## RECORD SET
★ ★ ★ ★ ★
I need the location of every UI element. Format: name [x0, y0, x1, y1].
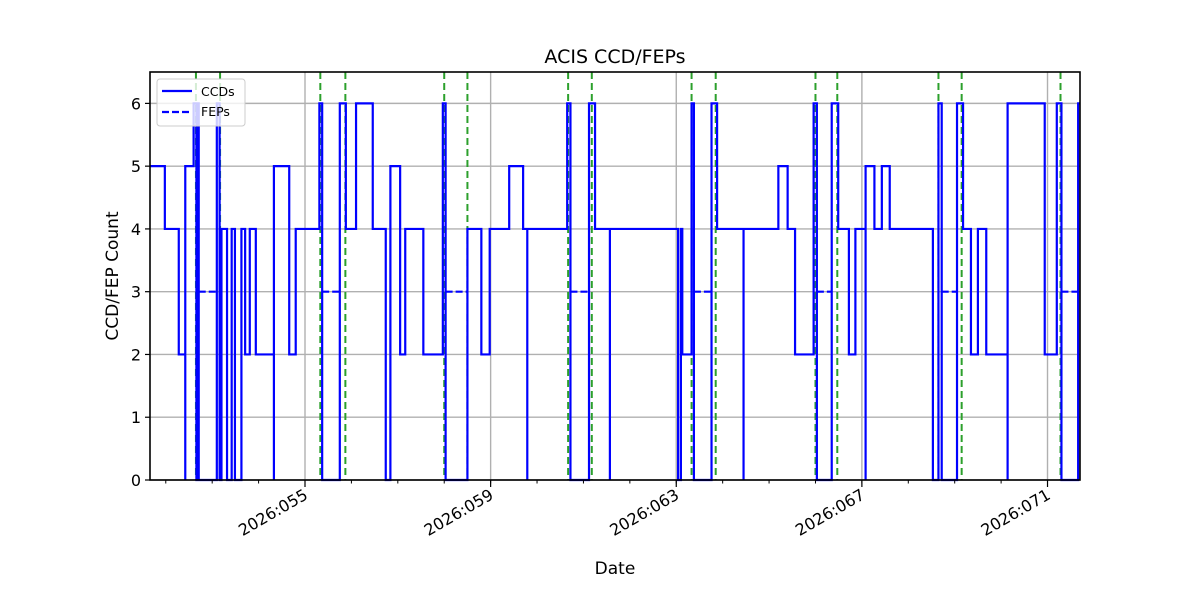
y-axis: 0 1 2 3 4 5 6 — [131, 94, 150, 490]
y-axis-label: CCD/FEP Count — [103, 211, 123, 341]
axes-frame — [149, 71, 1081, 481]
x-axis-label: Date — [595, 559, 636, 579]
chart-title: ACIS CCD/FEPs — [544, 46, 685, 68]
y-tick-label: 6 — [131, 94, 141, 113]
y-tick-label: 5 — [131, 157, 141, 176]
y-tick-label: 4 — [131, 220, 141, 239]
legend-ccds-label: CCDs — [201, 84, 235, 99]
y-tick-label: 1 — [131, 408, 141, 427]
grid-lines — [150, 72, 1080, 481]
y-tick-label: 0 — [131, 471, 141, 490]
legend-feps-label: FEPs — [201, 104, 230, 119]
plot-area — [149, 71, 1081, 482]
y-tick-label: 3 — [131, 283, 141, 302]
legend: CCDs FEPs — [156, 78, 246, 127]
y-tick-label: 2 — [131, 345, 141, 364]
★ ★ ★ ★ ★
## WORK TO DO
Which lines in the data above contain the string "axis"? Gather each of them, copied in full.

## IN RESPONSE
y-axis: 0 1 2 3 4 5 6 — [131, 94, 150, 490]
y-axis-label: CCD/FEP Count — [103, 211, 123, 341]
x-axis-label: Date — [595, 559, 636, 579]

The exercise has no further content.